(Figure collection entries)

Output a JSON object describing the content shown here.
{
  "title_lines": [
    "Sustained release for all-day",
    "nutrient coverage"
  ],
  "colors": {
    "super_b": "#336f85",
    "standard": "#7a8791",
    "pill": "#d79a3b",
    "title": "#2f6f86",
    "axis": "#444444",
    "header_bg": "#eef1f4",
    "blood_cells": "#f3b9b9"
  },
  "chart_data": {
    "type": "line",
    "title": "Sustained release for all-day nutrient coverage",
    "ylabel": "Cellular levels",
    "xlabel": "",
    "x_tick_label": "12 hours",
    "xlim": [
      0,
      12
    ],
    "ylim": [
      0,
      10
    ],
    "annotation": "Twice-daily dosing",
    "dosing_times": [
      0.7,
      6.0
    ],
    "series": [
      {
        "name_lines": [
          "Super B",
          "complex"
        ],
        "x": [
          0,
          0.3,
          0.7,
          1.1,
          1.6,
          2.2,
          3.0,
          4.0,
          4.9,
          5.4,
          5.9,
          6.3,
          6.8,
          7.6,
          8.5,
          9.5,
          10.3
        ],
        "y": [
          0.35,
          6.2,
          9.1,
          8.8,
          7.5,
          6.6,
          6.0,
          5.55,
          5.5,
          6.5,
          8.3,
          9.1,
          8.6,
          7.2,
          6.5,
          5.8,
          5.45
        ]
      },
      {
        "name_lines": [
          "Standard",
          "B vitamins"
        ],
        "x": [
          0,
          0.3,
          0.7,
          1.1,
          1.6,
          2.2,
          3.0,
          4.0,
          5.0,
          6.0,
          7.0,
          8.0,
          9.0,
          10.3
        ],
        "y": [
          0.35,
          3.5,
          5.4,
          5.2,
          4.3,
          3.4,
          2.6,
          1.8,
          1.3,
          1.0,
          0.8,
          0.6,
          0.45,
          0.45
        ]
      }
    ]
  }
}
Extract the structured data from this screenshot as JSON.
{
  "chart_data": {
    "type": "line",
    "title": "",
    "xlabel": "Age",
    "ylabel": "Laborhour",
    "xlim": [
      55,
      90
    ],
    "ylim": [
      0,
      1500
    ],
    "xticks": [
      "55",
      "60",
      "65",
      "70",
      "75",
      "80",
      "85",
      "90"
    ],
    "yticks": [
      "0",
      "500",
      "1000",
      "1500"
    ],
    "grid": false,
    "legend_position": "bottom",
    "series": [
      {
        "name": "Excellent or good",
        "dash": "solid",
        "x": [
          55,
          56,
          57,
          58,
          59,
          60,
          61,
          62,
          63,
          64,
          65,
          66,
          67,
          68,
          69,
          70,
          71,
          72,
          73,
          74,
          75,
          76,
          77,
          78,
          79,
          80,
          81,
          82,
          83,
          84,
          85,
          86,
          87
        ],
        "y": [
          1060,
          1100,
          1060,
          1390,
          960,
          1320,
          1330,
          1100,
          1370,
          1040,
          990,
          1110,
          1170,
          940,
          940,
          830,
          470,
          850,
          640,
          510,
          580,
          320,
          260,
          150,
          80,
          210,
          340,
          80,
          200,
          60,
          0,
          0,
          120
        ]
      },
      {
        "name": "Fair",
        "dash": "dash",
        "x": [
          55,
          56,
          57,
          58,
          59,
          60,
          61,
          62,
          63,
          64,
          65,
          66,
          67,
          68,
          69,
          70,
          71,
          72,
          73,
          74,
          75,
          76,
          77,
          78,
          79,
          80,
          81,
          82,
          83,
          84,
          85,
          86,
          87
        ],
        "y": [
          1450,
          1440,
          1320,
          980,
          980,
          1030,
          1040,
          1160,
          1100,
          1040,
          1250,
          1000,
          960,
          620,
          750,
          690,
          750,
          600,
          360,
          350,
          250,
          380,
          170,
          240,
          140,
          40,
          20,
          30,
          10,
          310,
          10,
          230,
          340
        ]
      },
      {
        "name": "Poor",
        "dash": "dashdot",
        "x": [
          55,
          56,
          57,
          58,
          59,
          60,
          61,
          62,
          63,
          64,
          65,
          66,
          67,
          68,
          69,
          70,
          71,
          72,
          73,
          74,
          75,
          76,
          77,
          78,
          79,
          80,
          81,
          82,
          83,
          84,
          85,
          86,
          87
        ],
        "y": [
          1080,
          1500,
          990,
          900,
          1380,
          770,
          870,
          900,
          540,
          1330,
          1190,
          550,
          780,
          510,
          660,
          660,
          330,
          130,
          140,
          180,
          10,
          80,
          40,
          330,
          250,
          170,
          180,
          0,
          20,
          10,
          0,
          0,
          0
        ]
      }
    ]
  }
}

### Exercise
Wherever "Sustained" shows up in a line, copy that line.

### Answer to this exercise
    "Sustained release for all-day",
    "title": "Sustained release for all-day nutrient coverage",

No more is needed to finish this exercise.